◆ **TASK DETAILS**
Copy out every line that contains the word "Pandavkhadak".
################
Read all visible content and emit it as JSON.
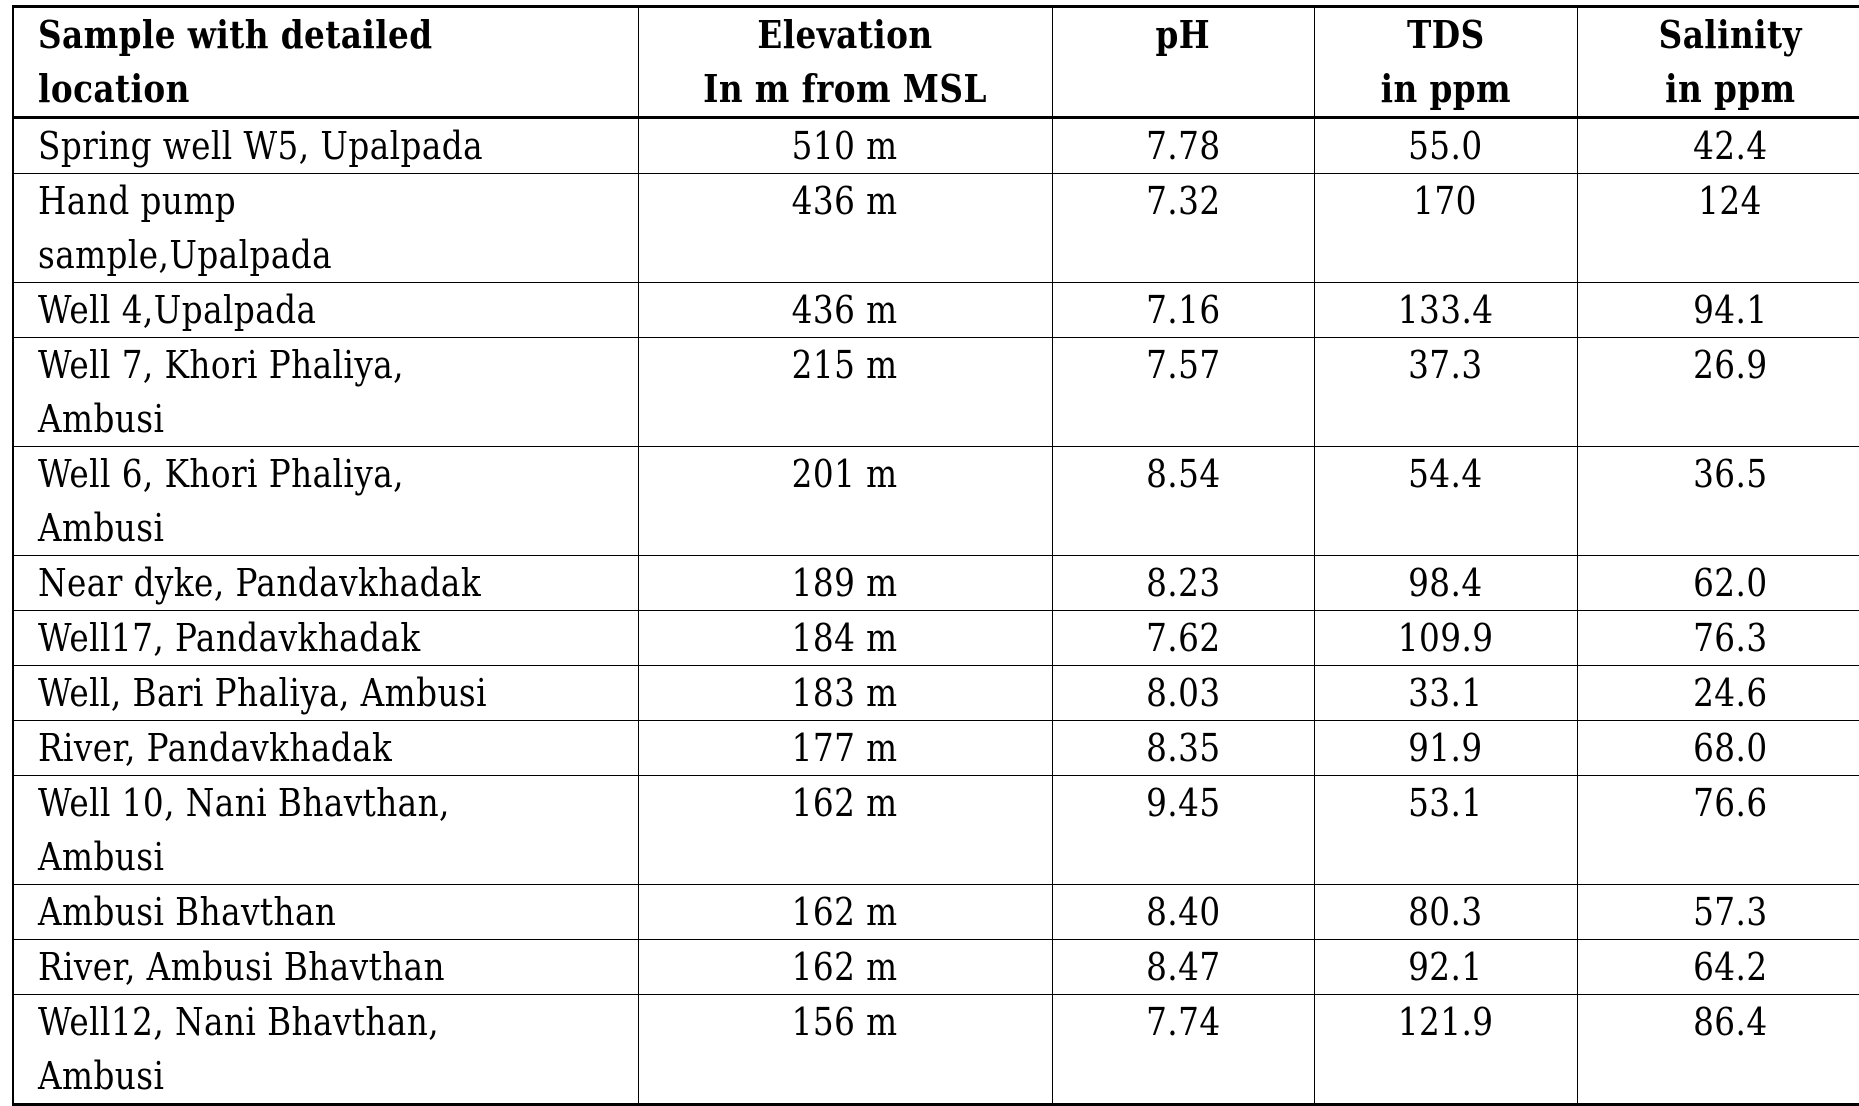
{
  "table": {
    "headers": [
      "Sample with detailed\nlocation",
      "Elevation\nIn m from MSL",
      "pH",
      "TDS\nin ppm",
      "Salinity\nin ppm"
    ],
    "rows": [
      {
        "location": "Spring well W5, Upalpada",
        "elevation": "510 m",
        "ph": "7.78",
        "tds": "55.0",
        "salinity": "42.4"
      },
      {
        "location": "Hand pump\nsample,Upalpada",
        "elevation": "436 m",
        "ph": "7.32",
        "tds": "170",
        "salinity": "124"
      },
      {
        "location": "Well 4,Upalpada",
        "elevation": "436 m",
        "ph": "7.16",
        "tds": "133.4",
        "salinity": "94.1"
      },
      {
        "location": "Well 7, Khori Phaliya,\nAmbusi",
        "elevation": "215 m",
        "ph": "7.57",
        "tds": "37.3",
        "salinity": "26.9"
      },
      {
        "location": "Well 6, Khori Phaliya,\nAmbusi",
        "elevation": "201 m",
        "ph": "8.54",
        "tds": "54.4",
        "salinity": "36.5"
      },
      {
        "location": "Near dyke, Pandavkhadak",
        "elevation": "189 m",
        "ph": "8.23",
        "tds": "98.4",
        "salinity": "62.0"
      },
      {
        "location": "Well17, Pandavkhadak",
        "elevation": "184 m",
        "ph": "7.62",
        "tds": "109.9",
        "salinity": "76.3"
      },
      {
        "location": "Well, Bari Phaliya, Ambusi",
        "elevation": "183 m",
        "ph": "8.03",
        "tds": "33.1",
        "salinity": "24.6"
      },
      {
        "location": "River, Pandavkhadak",
        "elevation": "177 m",
        "ph": "8.35",
        "tds": "91.9",
        "salinity": "68.0"
      },
      {
        "location": "Well 10, Nani Bhavthan,\nAmbusi",
        "elevation": "162 m",
        "ph": "9.45",
        "tds": "53.1",
        "salinity": "76.6"
      },
      {
        "location": "Ambusi Bhavthan",
        "elevation": "162 m",
        "ph": "8.40",
        "tds": "80.3",
        "salinity": "57.3"
      },
      {
        "location": "River, Ambusi Bhavthan",
        "elevation": "162 m",
        "ph": "8.47",
        "tds": "92.1",
        "salinity": "64.2"
      },
      {
        "location": "Well12, Nani Bhavthan,\nAmbusi",
        "elevation": "156 m",
        "ph": "7.74",
        "tds": "121.9",
        "salinity": "86.4"
      }
    ]
  }
}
################
◆ **RESPONSE**
        "location": "Near dyke, Pandavkhadak",
        "location": "Well17, Pandavkhadak",
        "location": "River, Pandavkhadak",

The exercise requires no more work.